* Begin DATA FOR THIS TASK *

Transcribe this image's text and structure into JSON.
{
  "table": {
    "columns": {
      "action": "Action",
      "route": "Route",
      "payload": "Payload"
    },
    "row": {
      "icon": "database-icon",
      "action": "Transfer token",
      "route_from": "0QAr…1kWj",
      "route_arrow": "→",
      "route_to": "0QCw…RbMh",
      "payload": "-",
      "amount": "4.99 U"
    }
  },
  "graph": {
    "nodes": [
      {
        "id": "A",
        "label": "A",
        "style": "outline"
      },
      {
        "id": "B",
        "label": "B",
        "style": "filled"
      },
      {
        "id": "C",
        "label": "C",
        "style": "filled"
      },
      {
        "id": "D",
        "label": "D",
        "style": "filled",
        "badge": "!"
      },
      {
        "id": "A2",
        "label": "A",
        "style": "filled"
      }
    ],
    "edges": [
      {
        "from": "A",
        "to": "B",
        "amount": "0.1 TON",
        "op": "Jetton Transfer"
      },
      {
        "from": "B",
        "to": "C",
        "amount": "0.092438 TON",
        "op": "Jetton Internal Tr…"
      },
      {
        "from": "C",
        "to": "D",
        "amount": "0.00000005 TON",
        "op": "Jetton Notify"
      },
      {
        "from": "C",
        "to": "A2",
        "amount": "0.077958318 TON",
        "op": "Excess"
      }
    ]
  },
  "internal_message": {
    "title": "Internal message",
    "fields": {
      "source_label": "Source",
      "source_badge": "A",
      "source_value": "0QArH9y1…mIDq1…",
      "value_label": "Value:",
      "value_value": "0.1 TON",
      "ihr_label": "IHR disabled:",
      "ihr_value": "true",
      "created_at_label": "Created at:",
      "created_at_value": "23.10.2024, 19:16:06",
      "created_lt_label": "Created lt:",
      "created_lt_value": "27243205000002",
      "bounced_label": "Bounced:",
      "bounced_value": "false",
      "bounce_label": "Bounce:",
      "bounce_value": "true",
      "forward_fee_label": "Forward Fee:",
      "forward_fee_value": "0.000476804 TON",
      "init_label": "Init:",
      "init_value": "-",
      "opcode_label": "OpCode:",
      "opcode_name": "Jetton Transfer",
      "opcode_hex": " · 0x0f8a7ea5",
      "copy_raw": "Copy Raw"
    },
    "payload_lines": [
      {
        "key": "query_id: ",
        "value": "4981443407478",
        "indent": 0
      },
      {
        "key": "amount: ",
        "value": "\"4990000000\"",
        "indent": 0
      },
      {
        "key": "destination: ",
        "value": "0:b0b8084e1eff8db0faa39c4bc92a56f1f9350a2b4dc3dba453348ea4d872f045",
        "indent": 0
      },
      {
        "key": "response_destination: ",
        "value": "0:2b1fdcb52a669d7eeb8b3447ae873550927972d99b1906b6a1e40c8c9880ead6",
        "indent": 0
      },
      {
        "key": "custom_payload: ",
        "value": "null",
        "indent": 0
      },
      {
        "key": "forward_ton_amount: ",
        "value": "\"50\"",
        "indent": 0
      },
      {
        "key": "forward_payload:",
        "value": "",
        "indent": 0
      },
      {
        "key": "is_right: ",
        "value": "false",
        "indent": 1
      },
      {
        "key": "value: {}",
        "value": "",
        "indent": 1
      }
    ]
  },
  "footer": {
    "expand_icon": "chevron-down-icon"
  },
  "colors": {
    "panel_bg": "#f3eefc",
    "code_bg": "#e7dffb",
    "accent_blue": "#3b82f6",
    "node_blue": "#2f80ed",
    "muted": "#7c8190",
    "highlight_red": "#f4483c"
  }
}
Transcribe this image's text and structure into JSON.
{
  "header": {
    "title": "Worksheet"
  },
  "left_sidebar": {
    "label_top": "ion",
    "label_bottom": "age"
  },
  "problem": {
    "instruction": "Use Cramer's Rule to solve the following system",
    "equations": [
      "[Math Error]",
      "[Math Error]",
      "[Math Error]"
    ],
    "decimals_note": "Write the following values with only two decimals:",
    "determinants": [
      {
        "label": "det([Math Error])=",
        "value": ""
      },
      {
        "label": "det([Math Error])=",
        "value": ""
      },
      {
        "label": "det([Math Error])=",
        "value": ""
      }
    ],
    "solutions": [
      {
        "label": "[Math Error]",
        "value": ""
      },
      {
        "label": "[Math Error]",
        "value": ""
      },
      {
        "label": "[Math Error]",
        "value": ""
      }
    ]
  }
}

* End DATA FOR THIS TASK *

WHAT YOU NEED TO DO ->
Please copy out each record, character for character.

WRITTEN REPLY ->
Transcribe this image's text and structure into JSON.
{
  "table": {
    "columns": {
      "action": "Action",
      "route": "Route",
      "payload": "Payload"
    },
    "row": {
      "icon": "database-icon",
      "action": "Transfer token",
      "route_from": "0QAr…1kWj",
      "route_arrow": "→",
      "route_to": "0QCw…RbMh",
      "payload": "-",
      "amount": "4.99 U"
    }
  },
  "graph": {
    "nodes": [
      {
        "id": "A",
        "label": "A",
        "style": "outline"
      },
      {
        "id": "B",
        "label": "B",
        "style": "filled"
      },
      {
        "id": "C",
        "label": "C",
        "style": "filled"
      },
      {
        "id": "D",
        "label": "D",
        "style": "filled",
        "badge": "!"
      },
      {
        "id": "A2",
        "label": "A",
        "style": "filled"
      }
    ],
    "edges": [
      {
        "from": "A",
        "to": "B",
        "amount": "0.1 TON",
        "op": "Jetton Transfer"
      },
      {
        "from": "B",
        "to": "C",
        "amount": "0.092438 TON",
        "op": "Jetton Internal Tr…"
      },
      {
        "from": "C",
        "to": "D",
        "amount": "0.00000005 TON",
        "op": "Jetton Notify"
      },
      {
        "from": "C",
        "to": "A2",
        "amount": "0.077958318 TON",
        "op": "Excess"
      }
    ]
  },
  "internal_message": {
    "title": "Internal message",
    "fields": {
      "source_label": "Source",
      "source_badge": "A",
      "source_value": "0QArH9y1…mIDq1…",
      "value_label": "Value:",
      "value_value": "0.1 TON",
      "ihr_label": "IHR disabled:",
      "ihr_value": "true",
      "created_at_label": "Created at:",
      "created_at_value": "23.10.2024, 19:16:06",
      "created_lt_label": "Created lt:",
      "created_lt_value": "27243205000002",
      "bounced_label": "Bounced:",
      "bounced_value": "false",
      "bounce_label": "Bounce:",
      "bounce_value": "true",
      "forward_fee_label": "Forward Fee:",
      "forward_fee_value": "0.000476804 TON",
      "init_label": "Init:",
      "init_value": "-",
      "opcode_label": "OpCode:",
      "opcode_name": "Jetton Transfer",
      "opcode_hex": " · 0x0f8a7ea5",
      "copy_raw": "Copy Raw"
    },
    "payload_lines": [
      {
        "key": "query_id: ",
        "value": "4981443407478",
        "indent": 0
      },
      {
        "key": "amount: ",
        "value": "\"4990000000\"",
        "indent": 0
      },
      {
        "key": "destination: ",
        "value": "0:b0b8084e1eff8db0faa39c4bc92a56f1f9350a2b4dc3dba453348ea4d872f045",
        "indent": 0
      },
      {
        "key": "response_destination: ",
        "value": "0:2b1fdcb52a669d7eeb8b3447ae873550927972d99b1906b6a1e40c8c9880ead6",
        "indent": 0
      },
      {
        "key": "custom_payload: ",
        "value": "null",
        "indent": 0
      },
      {
        "key": "forward_ton_amount: ",
        "value": "\"50\"",
        "indent": 0
      },
      {
        "key": "forward_payload:",
        "value": "",
        "indent": 0
      },
      {
        "key": "is_right: ",
        "value": "false",
        "indent": 1
      },
      {
        "key": "value: {}",
        "value": "",
        "indent": 1
      }
    ]
  },
  "footer": {
    "expand_icon": "chevron-down-icon"
  },
  "colors": {
    "panel_bg": "#f3eefc",
    "code_bg": "#e7dffb",
    "accent_blue": "#3b82f6",
    "node_blue": "#2f80ed",
    "muted": "#7c8190",
    "highlight_red": "#f4483c"
  }
}
Transcribe this image's text and structure into JSON.
{
  "header": {
    "title": "Worksheet"
  },
  "left_sidebar": {
    "label_top": "ion",
    "label_bottom": "age"
  },
  "problem": {
    "instruction": "Use Cramer's Rule to solve the following system",
    "equations": [
      "[Math Error]",
      "[Math Error]",
      "[Math Error]"
    ],
    "decimals_note": "Write the following values with only two decimals:",
    "determinants": [
      {
        "label": "det([Math Error])=",
        "value": ""
      },
      {
        "label": "det([Math Error])=",
        "value": ""
      },
      {
        "label": "det([Math Error])=",
        "value": ""
      }
    ],
    "solutions": [
      {
        "label": "[Math Error]",
        "value": ""
      },
      {
        "label": "[Math Error]",
        "value": ""
      },
      {
        "label": "[Math Error]",
        "value": ""
      }
    ]
  }
}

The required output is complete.